- [Task objective]: Please write out the material below exactly as given.

[START Stored rows]

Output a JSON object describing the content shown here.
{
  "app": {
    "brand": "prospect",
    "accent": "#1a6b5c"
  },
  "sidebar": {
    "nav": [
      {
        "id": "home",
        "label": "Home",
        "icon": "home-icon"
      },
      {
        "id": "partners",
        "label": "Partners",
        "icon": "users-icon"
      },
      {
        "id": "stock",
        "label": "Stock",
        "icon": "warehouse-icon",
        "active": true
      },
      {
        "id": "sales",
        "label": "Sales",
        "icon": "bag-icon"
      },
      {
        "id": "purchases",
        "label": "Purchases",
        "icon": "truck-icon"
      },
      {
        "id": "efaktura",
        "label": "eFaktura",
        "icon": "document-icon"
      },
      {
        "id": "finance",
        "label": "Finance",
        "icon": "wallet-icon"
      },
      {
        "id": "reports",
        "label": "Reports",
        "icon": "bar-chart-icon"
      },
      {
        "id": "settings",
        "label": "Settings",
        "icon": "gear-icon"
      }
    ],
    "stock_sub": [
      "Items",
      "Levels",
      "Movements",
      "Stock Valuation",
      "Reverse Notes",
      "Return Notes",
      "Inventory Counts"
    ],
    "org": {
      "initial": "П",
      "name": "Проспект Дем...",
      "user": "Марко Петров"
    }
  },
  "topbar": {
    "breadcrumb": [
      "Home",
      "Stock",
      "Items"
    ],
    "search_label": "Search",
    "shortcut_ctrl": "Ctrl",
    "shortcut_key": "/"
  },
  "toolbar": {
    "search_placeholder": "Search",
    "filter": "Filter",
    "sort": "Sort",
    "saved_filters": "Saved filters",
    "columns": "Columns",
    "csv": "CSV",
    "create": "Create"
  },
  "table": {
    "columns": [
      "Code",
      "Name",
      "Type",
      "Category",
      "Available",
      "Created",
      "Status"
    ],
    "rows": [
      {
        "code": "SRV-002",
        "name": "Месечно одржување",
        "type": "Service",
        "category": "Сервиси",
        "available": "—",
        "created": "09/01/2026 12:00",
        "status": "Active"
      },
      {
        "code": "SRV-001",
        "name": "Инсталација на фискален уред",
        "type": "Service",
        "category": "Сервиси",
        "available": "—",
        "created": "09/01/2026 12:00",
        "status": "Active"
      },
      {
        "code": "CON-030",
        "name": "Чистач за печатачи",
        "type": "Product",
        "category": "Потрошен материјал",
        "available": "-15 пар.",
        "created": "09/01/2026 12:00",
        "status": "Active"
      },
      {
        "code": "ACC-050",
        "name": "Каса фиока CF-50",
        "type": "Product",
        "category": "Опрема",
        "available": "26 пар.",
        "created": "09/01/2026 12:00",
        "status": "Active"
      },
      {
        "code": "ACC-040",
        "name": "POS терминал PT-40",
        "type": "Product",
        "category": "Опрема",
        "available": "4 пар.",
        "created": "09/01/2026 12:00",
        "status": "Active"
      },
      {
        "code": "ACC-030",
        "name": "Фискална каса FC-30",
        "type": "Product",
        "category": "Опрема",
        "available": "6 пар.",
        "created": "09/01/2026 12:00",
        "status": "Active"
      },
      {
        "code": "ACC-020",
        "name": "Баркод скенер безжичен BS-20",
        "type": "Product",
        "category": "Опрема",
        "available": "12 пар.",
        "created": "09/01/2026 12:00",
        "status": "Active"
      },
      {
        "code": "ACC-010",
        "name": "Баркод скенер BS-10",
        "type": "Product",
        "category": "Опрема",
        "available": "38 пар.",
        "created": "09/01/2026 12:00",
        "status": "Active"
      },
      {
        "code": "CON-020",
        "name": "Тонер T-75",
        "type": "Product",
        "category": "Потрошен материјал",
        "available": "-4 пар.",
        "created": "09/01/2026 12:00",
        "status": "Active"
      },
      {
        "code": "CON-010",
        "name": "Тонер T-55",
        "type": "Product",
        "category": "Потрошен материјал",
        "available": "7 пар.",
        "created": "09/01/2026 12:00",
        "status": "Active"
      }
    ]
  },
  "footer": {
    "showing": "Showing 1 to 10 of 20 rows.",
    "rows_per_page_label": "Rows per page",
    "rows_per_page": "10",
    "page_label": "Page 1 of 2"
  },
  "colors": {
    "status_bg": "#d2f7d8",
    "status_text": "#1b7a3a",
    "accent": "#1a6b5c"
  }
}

[END Stored rows]

- [Solution to this task]:
Output a JSON object describing the content shown here.
{
  "app": {
    "brand": "prospect",
    "accent": "#1a6b5c"
  },
  "sidebar": {
    "nav": [
      {
        "id": "home",
        "label": "Home",
        "icon": "home-icon"
      },
      {
        "id": "partners",
        "label": "Partners",
        "icon": "users-icon"
      },
      {
        "id": "stock",
        "label": "Stock",
        "icon": "warehouse-icon",
        "active": true
      },
      {
        "id": "sales",
        "label": "Sales",
        "icon": "bag-icon"
      },
      {
        "id": "purchases",
        "label": "Purchases",
        "icon": "truck-icon"
      },
      {
        "id": "efaktura",
        "label": "eFaktura",
        "icon": "document-icon"
      },
      {
        "id": "finance",
        "label": "Finance",
        "icon": "wallet-icon"
      },
      {
        "id": "reports",
        "label": "Reports",
        "icon": "bar-chart-icon"
      },
      {
        "id": "settings",
        "label": "Settings",
        "icon": "gear-icon"
      }
    ],
    "stock_sub": [
      "Items",
      "Levels",
      "Movements",
      "Stock Valuation",
      "Reverse Notes",
      "Return Notes",
      "Inventory Counts"
    ],
    "org": {
      "initial": "П",
      "name": "Проспект Дем...",
      "user": "Марко Петров"
    }
  },
  "topbar": {
    "breadcrumb": [
      "Home",
      "Stock",
      "Items"
    ],
    "search_label": "Search",
    "shortcut_ctrl": "Ctrl",
    "shortcut_key": "/"
  },
  "toolbar": {
    "search_placeholder": "Search",
    "filter": "Filter",
    "sort": "Sort",
    "saved_filters": "Saved filters",
    "columns": "Columns",
    "csv": "CSV",
    "create": "Create"
  },
  "table": {
    "columns": [
      "Code",
      "Name",
      "Type",
      "Category",
      "Available",
      "Created",
      "Status"
    ],
    "rows": [
      {
        "code": "SRV-002",
        "name": "Месечно одржување",
        "type": "Service",
        "category": "Сервиси",
        "available": "—",
        "created": "09/01/2026 12:00",
        "status": "Active"
      },
      {
        "code": "SRV-001",
        "name": "Инсталација на фискален уред",
        "type": "Service",
        "category": "Сервиси",
        "available": "—",
        "created": "09/01/2026 12:00",
        "status": "Active"
      },
      {
        "code": "CON-030",
        "name": "Чистач за печатачи",
        "type": "Product",
        "category": "Потрошен материјал",
        "available": "-15 пар.",
        "created": "09/01/2026 12:00",
        "status": "Active"
      },
      {
        "code": "ACC-050",
        "name": "Каса фиока CF-50",
        "type": "Product",
        "category": "Опрема",
        "available": "26 пар.",
        "created": "09/01/2026 12:00",
        "status": "Active"
      },
      {
        "code": "ACC-040",
        "name": "POS терминал PT-40",
        "type": "Product",
        "category": "Опрема",
        "available": "4 пар.",
        "created": "09/01/2026 12:00",
        "status": "Active"
      },
      {
        "code": "ACC-030",
        "name": "Фискална каса FC-30",
        "type": "Product",
        "category": "Опрема",
        "available": "6 пар.",
        "created": "09/01/2026 12:00",
        "status": "Active"
      },
      {
        "code": "ACC-020",
        "name": "Баркод скенер безжичен BS-20",
        "type": "Product",
        "category": "Опрема",
        "available": "12 пар.",
        "created": "09/01/2026 12:00",
        "status": "Active"
      },
      {
        "code": "ACC-010",
        "name": "Баркод скенер BS-10",
        "type": "Product",
        "category": "Опрема",
        "available": "38 пар.",
        "created": "09/01/2026 12:00",
        "status": "Active"
      },
      {
        "code": "CON-020",
        "name": "Тонер T-75",
        "type": "Product",
        "category": "Потрошен материјал",
        "available": "-4 пар.",
        "created": "09/01/2026 12:00",
        "status": "Active"
      },
      {
        "code": "CON-010",
        "name": "Тонер T-55",
        "type": "Product",
        "category": "Потрошен материјал",
        "available": "7 пар.",
        "created": "09/01/2026 12:00",
        "status": "Active"
      }
    ]
  },
  "footer": {
    "showing": "Showing 1 to 10 of 20 rows.",
    "rows_per_page_label": "Rows per page",
    "rows_per_page": "10",
    "page_label": "Page 1 of 2"
  },
  "colors": {
    "status_bg": "#d2f7d8",
    "status_text": "#1b7a3a",
    "accent": "#1a6b5c"
  }
}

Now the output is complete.